**WORK REQUIRED**
Below is a listing. Gather each line of it that contains "this".

**Data entries**
• • • • • • •
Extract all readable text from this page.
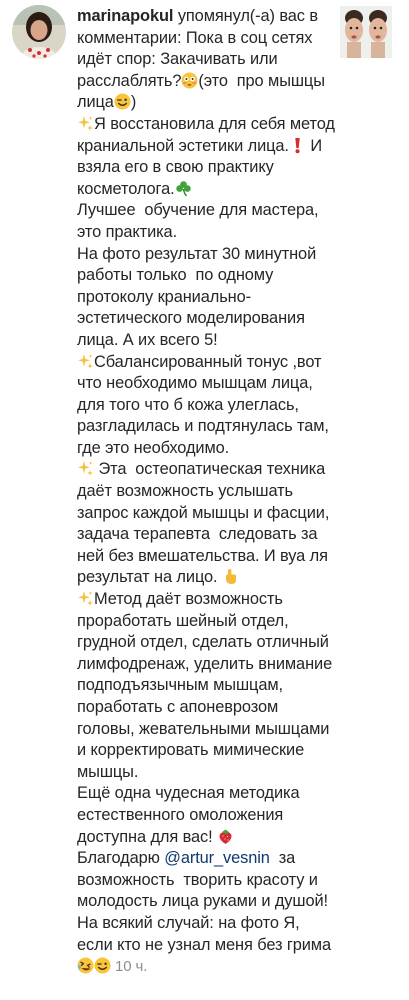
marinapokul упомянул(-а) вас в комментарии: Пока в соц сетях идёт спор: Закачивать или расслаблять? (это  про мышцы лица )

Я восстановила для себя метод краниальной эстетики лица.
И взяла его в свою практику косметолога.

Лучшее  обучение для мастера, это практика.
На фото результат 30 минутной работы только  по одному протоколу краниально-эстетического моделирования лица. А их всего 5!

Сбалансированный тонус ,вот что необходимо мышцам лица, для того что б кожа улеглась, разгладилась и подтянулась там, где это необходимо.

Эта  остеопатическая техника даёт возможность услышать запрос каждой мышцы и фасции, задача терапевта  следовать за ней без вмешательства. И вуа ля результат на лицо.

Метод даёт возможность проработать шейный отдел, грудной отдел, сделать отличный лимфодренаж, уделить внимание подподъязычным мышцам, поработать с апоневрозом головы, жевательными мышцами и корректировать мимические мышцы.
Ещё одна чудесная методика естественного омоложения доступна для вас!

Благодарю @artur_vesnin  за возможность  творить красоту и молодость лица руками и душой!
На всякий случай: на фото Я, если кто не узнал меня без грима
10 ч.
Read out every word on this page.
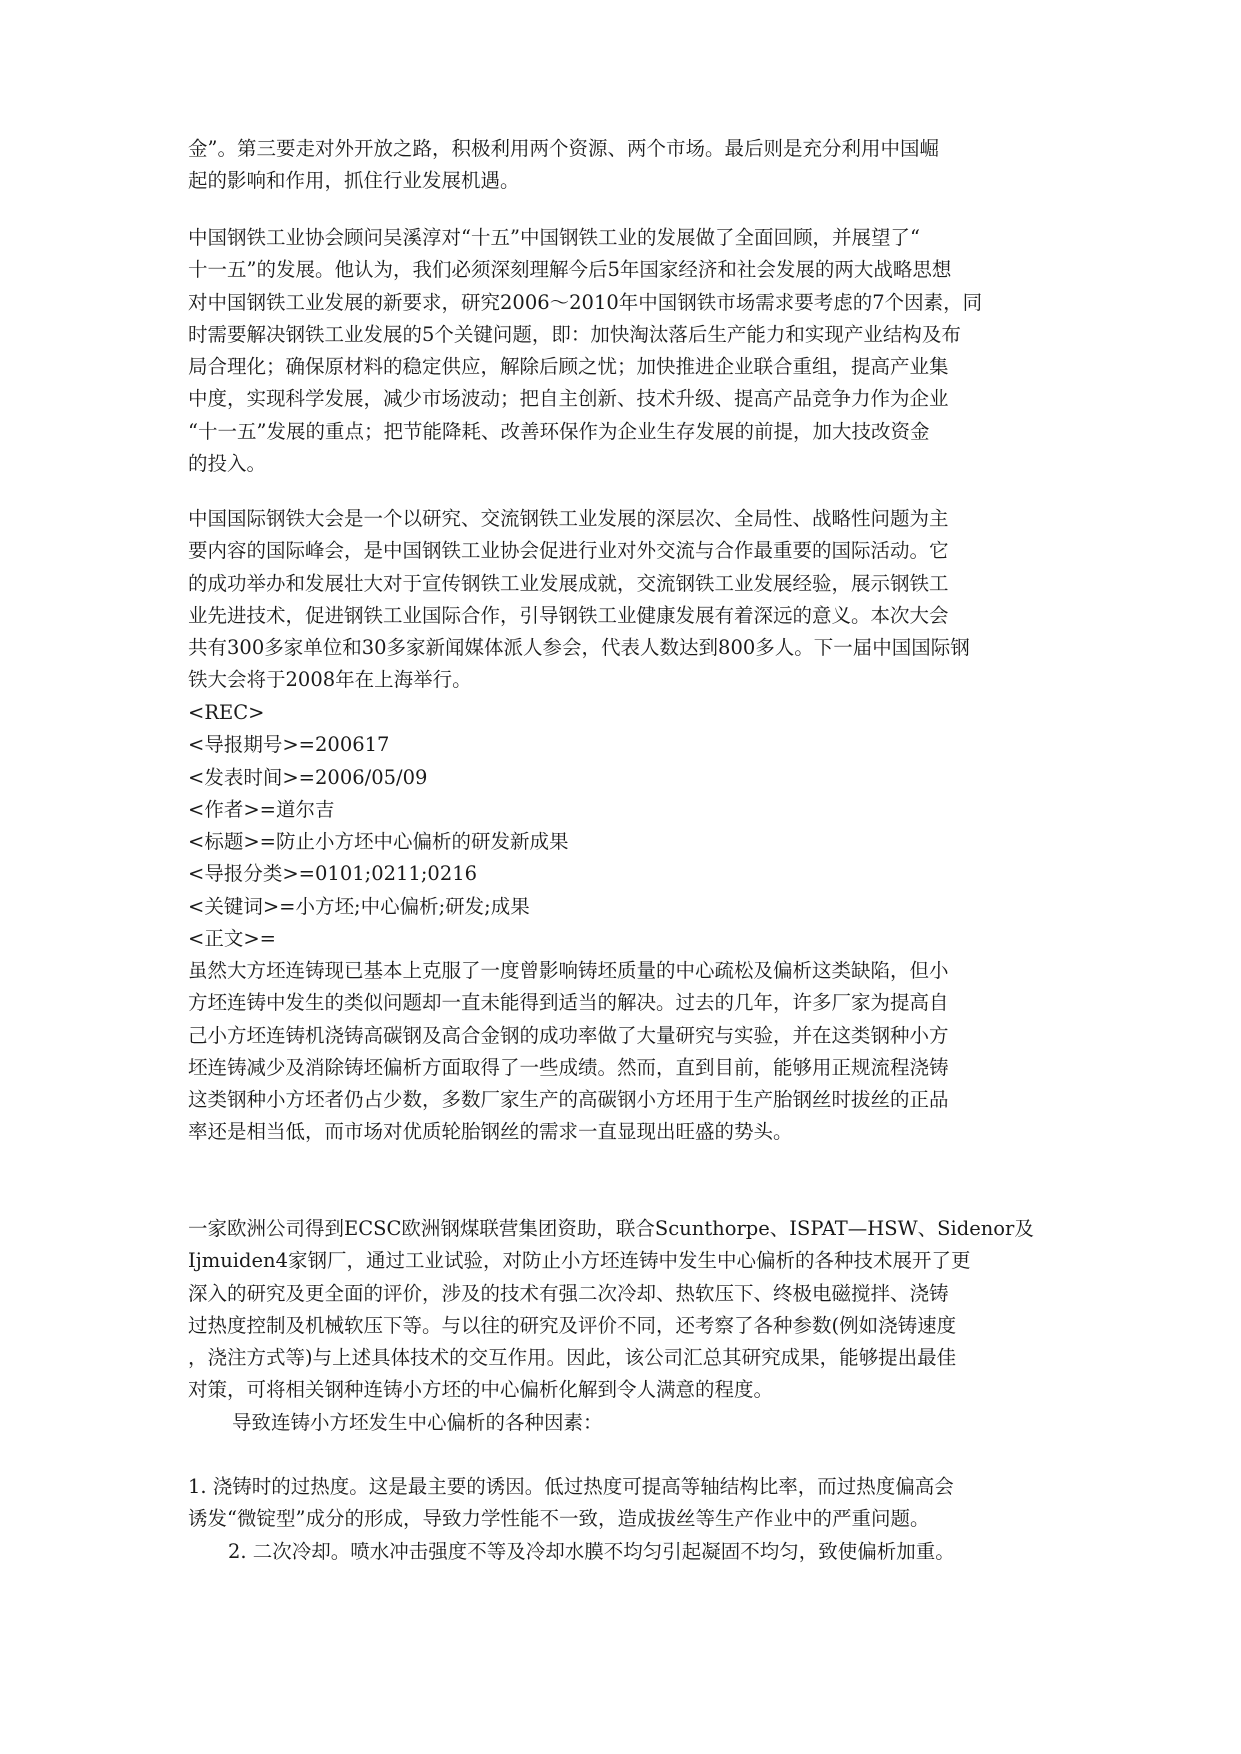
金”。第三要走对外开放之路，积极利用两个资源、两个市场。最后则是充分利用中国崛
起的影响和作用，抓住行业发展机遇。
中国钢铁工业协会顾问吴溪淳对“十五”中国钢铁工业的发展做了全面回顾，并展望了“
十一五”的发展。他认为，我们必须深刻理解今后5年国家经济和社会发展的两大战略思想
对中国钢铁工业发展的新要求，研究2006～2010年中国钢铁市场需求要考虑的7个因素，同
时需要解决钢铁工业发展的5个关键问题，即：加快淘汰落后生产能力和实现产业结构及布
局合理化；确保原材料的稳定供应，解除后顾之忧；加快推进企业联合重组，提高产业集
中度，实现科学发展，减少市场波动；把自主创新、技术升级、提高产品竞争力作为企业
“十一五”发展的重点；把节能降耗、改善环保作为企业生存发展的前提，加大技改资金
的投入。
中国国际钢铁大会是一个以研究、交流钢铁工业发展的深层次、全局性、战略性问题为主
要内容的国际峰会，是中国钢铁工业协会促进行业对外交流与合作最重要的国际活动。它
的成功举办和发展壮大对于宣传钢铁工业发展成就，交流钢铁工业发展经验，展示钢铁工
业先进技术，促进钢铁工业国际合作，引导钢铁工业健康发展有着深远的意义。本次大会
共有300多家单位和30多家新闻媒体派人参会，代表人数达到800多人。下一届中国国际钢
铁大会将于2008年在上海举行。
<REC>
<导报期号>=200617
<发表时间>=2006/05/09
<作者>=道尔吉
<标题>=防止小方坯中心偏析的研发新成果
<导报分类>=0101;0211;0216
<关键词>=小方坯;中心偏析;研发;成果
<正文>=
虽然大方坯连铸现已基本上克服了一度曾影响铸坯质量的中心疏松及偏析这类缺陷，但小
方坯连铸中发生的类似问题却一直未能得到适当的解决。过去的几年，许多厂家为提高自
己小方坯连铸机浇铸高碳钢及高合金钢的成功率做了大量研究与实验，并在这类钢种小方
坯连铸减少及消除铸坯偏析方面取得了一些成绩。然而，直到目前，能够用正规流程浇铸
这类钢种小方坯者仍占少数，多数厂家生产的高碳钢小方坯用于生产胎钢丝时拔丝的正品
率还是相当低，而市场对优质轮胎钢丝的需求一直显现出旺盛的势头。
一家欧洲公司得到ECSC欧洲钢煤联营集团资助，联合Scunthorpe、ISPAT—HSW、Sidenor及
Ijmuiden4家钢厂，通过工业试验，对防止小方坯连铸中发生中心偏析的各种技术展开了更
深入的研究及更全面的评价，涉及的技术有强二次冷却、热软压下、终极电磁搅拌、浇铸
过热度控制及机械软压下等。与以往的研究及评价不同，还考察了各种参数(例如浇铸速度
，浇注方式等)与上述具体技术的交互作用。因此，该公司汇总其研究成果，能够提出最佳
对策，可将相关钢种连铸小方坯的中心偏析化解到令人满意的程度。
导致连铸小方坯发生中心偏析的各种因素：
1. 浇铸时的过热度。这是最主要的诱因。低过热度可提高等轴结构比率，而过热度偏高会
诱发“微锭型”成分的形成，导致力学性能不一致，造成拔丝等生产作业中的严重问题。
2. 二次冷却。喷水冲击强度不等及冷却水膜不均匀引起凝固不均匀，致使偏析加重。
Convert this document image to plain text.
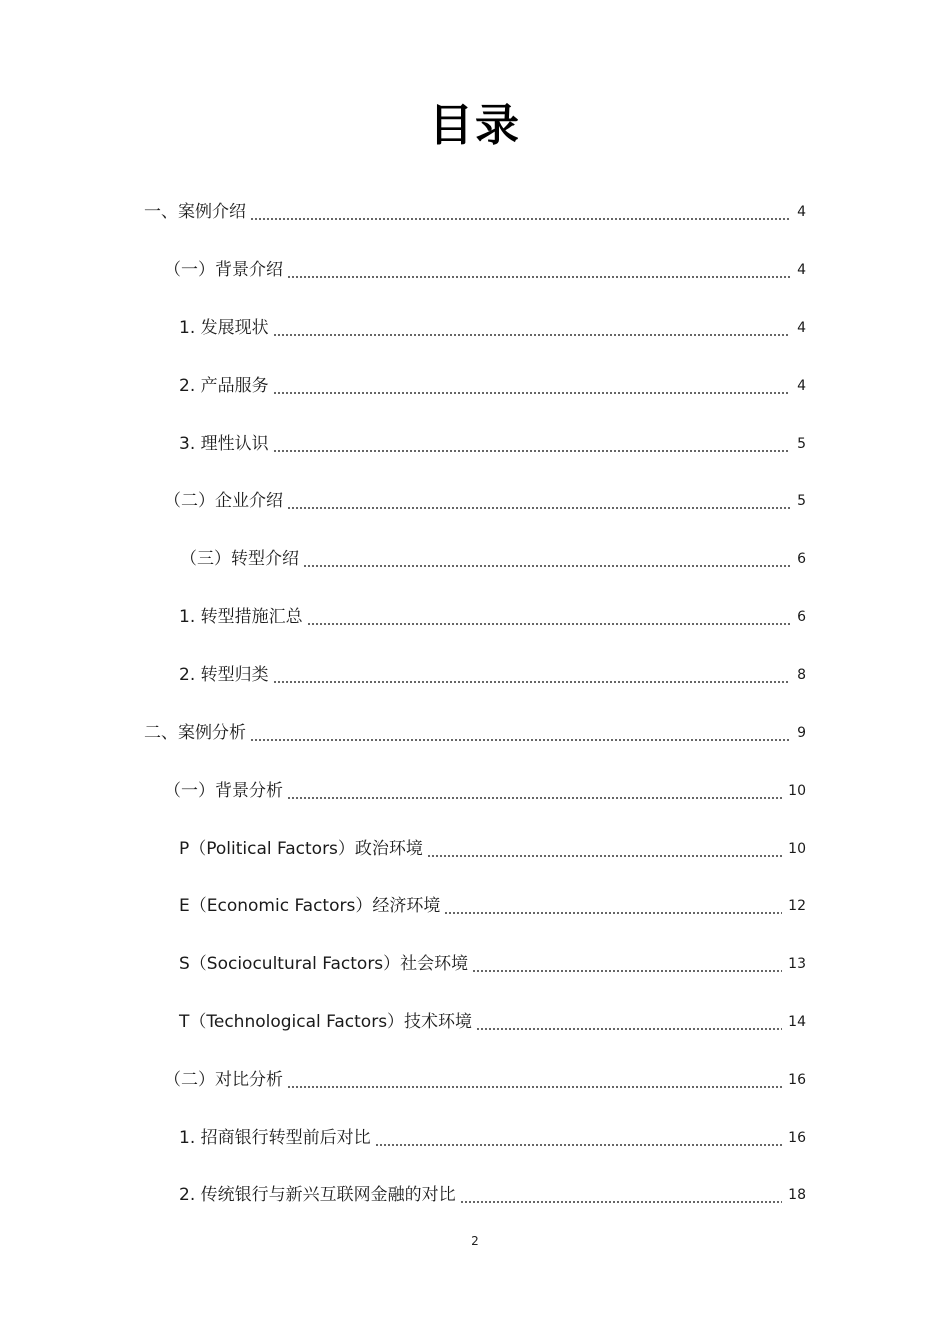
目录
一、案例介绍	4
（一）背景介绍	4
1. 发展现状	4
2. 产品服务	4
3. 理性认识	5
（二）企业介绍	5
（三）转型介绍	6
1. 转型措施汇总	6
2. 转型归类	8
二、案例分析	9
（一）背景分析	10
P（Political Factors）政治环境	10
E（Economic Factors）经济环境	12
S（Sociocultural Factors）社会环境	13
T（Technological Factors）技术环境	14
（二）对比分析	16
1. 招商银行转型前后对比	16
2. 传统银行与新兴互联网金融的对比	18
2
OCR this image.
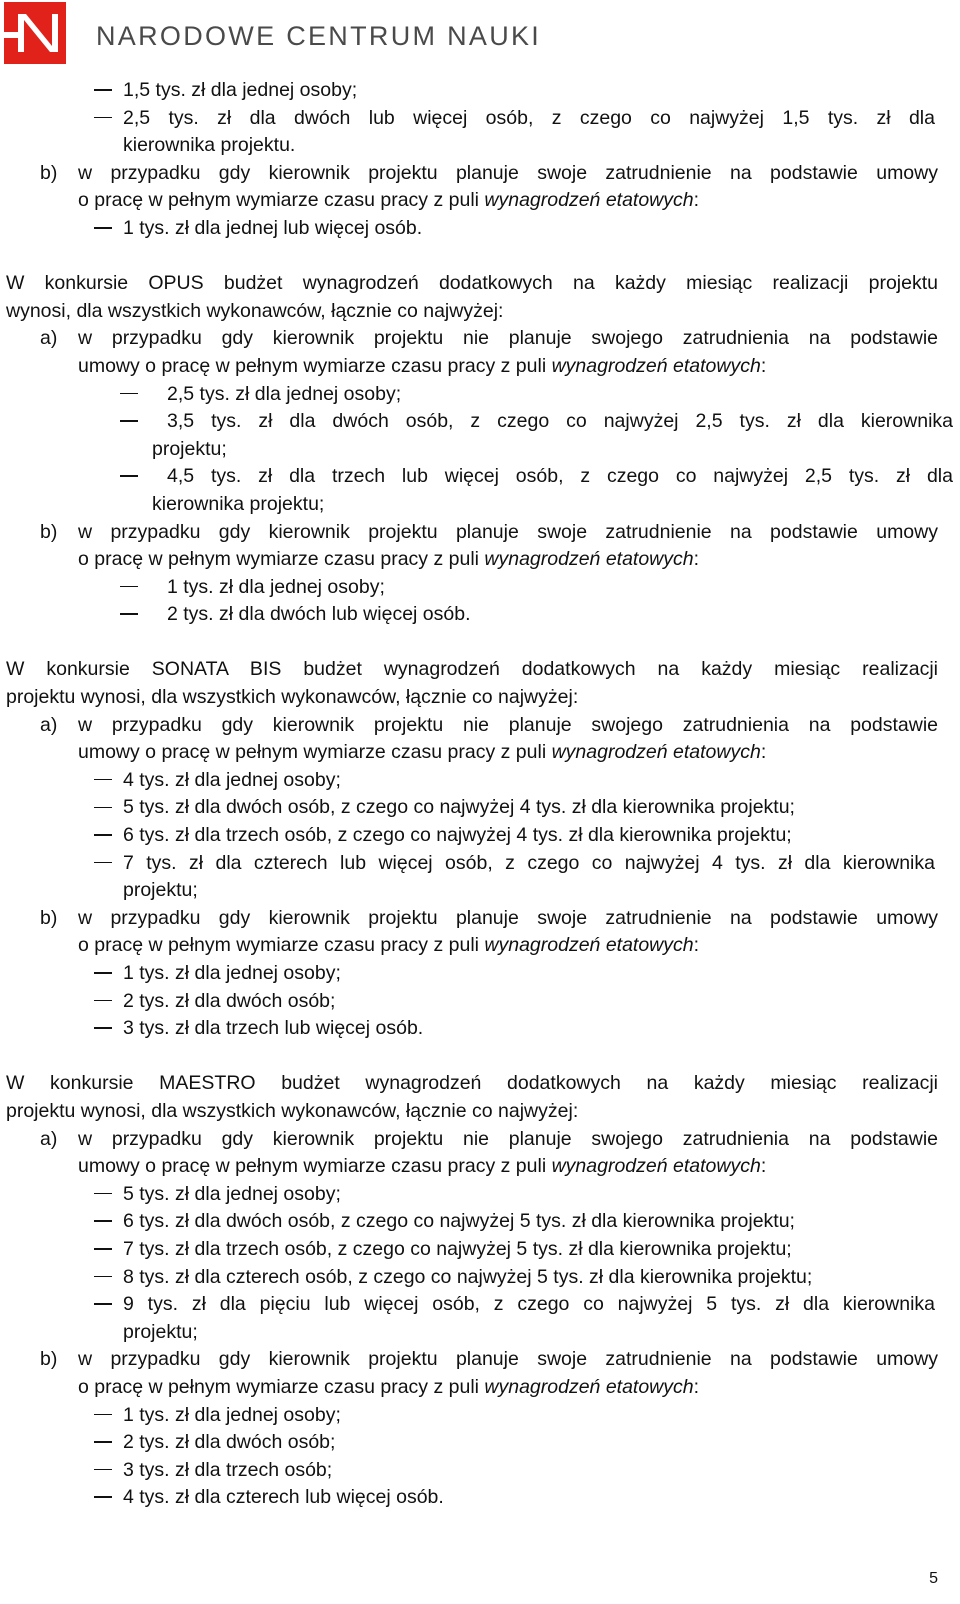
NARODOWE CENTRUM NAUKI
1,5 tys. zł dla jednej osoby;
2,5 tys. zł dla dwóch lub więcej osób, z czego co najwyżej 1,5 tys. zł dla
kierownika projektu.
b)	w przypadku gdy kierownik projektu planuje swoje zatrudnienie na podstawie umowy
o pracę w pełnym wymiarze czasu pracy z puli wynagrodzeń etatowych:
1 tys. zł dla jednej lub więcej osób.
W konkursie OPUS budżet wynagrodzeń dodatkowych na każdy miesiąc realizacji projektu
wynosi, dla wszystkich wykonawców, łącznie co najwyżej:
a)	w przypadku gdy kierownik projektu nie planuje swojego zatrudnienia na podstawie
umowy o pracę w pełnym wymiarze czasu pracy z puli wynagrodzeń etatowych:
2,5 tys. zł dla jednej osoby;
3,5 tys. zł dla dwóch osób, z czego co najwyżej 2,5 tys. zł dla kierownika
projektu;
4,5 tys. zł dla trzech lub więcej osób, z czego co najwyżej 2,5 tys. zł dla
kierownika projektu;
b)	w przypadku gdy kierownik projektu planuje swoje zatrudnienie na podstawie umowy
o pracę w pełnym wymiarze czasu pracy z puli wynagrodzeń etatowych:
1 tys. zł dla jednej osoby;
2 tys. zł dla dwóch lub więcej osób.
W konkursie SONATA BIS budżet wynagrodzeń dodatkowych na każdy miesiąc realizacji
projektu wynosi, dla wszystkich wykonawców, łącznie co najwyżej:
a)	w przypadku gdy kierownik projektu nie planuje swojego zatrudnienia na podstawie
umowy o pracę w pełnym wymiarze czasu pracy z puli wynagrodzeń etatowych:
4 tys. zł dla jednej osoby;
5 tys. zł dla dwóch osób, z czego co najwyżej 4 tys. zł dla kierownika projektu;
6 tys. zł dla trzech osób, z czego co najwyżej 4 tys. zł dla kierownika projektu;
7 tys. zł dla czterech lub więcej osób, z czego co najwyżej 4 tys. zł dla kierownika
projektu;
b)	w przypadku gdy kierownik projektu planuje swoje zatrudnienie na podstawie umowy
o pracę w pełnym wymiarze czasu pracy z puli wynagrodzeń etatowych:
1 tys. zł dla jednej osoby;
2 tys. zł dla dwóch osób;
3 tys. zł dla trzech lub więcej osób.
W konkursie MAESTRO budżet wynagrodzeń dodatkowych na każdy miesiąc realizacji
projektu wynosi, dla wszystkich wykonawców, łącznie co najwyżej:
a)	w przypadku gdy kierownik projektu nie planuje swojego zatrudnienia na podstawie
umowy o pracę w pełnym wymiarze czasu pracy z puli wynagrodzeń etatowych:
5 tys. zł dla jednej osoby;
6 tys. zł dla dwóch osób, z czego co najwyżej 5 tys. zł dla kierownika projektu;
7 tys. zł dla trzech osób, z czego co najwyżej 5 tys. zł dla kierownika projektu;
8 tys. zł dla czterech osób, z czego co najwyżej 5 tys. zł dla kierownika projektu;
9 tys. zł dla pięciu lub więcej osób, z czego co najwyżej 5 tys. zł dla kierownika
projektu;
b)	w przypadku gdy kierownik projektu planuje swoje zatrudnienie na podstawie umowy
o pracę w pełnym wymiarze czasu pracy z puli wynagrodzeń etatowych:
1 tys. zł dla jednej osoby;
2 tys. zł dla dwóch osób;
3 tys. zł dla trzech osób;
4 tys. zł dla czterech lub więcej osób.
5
• • • • • • •
**SOLUTION TO THE PROBLEM**
Extract all readable text from this page.
Read out every word on this page.
Convert this document image to plain text.
OCR this image.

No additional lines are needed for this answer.